INSTRUCTION — Look through the data and write out every line with the word "server" in it.

## Start

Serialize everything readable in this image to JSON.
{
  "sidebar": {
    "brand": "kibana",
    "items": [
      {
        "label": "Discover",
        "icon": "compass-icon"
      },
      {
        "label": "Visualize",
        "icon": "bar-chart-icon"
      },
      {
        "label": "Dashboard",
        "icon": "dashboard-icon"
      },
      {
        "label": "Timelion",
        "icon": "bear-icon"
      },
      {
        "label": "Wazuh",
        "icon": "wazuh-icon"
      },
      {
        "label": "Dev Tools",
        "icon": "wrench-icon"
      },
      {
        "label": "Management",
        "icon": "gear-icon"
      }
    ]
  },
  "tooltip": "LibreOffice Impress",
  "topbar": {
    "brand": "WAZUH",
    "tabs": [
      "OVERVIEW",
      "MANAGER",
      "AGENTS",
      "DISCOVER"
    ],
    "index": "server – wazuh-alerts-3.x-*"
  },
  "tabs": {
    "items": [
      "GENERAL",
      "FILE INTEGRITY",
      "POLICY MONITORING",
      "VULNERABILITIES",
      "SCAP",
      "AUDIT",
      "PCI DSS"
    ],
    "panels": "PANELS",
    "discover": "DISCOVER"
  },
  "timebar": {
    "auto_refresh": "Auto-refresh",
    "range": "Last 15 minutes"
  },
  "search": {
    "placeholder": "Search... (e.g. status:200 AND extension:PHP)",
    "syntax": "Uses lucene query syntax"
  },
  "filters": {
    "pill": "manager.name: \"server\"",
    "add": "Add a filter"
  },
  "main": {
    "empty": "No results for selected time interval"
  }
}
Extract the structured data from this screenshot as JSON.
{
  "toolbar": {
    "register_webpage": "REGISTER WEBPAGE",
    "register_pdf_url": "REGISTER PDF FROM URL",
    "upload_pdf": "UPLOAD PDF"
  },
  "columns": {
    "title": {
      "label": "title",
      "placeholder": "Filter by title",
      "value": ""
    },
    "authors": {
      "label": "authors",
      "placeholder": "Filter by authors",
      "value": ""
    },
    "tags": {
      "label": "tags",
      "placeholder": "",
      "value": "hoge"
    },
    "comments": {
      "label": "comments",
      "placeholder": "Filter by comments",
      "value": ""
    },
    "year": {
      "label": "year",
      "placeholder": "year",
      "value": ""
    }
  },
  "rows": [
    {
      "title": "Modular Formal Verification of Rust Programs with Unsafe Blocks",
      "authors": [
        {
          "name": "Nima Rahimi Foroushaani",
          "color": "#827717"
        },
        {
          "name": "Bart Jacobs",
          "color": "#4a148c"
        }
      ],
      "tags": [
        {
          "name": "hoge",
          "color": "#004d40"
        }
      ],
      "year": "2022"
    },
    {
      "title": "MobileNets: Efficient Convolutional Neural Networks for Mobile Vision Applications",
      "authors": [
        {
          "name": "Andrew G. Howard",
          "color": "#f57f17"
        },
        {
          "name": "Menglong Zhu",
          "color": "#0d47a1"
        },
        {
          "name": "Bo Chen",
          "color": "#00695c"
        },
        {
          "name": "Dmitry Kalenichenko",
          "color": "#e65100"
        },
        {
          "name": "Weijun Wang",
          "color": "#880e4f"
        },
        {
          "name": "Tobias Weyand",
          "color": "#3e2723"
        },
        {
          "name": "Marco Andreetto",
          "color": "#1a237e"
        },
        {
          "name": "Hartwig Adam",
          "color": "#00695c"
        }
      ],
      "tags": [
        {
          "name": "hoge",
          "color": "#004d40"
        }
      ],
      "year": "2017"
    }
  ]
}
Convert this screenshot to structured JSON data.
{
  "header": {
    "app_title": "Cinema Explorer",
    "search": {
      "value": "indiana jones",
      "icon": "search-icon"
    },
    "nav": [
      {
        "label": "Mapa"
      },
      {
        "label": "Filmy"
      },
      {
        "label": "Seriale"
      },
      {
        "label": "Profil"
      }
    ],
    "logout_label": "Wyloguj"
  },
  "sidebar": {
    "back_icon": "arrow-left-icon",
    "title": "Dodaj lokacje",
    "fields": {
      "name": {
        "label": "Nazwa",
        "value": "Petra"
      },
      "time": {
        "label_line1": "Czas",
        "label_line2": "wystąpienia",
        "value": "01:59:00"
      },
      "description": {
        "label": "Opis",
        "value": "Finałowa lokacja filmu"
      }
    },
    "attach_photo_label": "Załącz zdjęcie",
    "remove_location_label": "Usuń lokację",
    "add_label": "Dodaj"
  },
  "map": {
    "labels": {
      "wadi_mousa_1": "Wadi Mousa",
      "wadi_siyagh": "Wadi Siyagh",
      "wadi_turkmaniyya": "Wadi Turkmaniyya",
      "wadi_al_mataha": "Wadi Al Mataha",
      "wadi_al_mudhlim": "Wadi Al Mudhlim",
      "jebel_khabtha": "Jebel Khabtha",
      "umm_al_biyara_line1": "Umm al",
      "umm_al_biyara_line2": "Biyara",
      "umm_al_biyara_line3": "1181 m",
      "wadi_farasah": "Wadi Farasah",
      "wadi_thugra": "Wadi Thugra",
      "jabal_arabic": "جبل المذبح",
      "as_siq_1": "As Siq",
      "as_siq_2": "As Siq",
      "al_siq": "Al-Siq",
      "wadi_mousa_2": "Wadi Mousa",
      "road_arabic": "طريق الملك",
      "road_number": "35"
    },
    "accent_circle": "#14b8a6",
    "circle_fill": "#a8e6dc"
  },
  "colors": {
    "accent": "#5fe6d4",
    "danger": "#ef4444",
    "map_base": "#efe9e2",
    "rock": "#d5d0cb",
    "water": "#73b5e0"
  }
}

## End

WRITTEN RESPONSE —
    "index": "server – wazuh-alerts-3.x-*"
    "pill": "manager.name: \"server\"",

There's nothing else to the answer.